**AIM OF THE EXERCISE:** Every line below that contains "source" is to be copied.

Dataset listings of figures:
■ ■ ■
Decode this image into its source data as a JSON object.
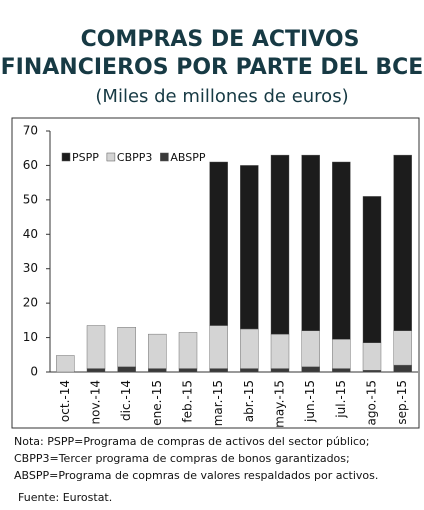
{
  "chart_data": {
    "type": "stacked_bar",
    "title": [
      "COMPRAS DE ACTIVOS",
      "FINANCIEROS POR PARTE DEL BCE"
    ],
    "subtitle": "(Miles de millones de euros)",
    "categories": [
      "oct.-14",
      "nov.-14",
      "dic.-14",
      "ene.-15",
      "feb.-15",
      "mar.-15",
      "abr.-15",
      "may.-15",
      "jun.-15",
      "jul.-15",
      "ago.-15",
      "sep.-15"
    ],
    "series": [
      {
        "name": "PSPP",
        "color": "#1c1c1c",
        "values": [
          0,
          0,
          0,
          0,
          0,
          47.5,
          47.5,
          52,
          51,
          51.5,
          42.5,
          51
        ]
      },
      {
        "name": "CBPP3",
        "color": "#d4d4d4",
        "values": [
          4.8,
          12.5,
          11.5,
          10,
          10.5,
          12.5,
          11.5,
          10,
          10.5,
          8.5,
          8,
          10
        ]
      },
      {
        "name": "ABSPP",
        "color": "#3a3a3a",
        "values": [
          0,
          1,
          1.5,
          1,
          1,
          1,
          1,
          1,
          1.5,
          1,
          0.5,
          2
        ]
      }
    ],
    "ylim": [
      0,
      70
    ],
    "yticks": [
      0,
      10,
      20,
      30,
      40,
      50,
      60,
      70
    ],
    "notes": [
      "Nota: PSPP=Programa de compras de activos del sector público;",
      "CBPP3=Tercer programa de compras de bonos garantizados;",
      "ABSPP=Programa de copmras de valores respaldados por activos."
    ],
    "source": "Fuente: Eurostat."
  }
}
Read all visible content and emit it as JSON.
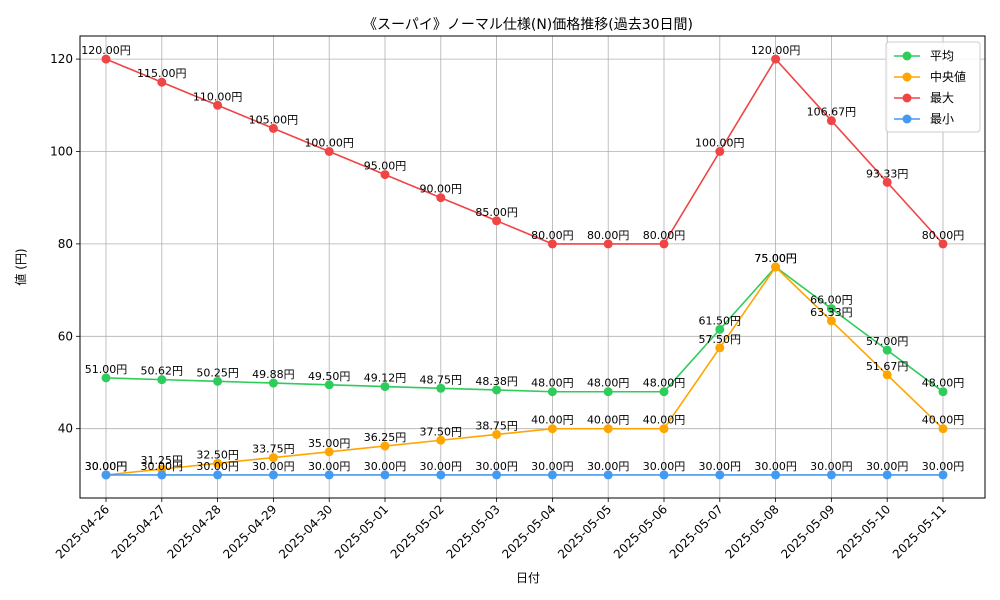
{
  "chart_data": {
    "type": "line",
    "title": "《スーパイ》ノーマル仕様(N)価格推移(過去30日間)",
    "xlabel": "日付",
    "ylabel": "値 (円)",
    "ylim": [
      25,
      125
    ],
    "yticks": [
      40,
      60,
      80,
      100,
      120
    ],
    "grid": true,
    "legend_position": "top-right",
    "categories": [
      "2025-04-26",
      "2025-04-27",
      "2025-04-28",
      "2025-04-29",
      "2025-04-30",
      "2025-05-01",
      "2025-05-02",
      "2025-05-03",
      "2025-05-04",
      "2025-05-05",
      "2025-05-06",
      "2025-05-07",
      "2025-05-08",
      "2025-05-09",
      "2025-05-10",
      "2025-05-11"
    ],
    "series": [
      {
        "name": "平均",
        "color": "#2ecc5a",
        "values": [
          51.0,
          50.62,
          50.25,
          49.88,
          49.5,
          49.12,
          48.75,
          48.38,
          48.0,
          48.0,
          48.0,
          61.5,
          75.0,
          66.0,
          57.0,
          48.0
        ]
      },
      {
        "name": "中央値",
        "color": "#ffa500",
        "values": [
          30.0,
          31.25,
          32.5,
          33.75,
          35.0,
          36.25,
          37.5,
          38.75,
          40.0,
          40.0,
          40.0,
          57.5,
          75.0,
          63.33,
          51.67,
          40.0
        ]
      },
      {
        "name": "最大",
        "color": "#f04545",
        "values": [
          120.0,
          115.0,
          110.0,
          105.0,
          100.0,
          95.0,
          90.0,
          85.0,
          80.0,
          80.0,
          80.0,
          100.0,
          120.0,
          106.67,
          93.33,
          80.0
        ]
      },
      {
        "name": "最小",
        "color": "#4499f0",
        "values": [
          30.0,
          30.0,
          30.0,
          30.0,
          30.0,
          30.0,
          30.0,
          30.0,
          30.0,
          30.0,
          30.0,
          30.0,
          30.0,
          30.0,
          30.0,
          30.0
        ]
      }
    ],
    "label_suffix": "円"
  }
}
■ ■ ■
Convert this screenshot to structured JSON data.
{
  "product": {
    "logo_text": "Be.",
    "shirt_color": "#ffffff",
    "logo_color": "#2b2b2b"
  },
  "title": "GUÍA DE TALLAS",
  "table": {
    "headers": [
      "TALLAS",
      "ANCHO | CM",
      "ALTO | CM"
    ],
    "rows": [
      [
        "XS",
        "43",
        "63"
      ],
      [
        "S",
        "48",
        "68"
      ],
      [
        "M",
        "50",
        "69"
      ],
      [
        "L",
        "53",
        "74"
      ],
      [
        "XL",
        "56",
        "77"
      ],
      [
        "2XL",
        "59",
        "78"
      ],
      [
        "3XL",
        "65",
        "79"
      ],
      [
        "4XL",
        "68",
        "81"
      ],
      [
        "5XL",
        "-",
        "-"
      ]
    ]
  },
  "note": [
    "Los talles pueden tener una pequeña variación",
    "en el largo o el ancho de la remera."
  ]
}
■ ■ ■
**FINAL ANSWER:**
Decode this image into its source data as a JSON object.
    "source": "Fuente: Eurostat."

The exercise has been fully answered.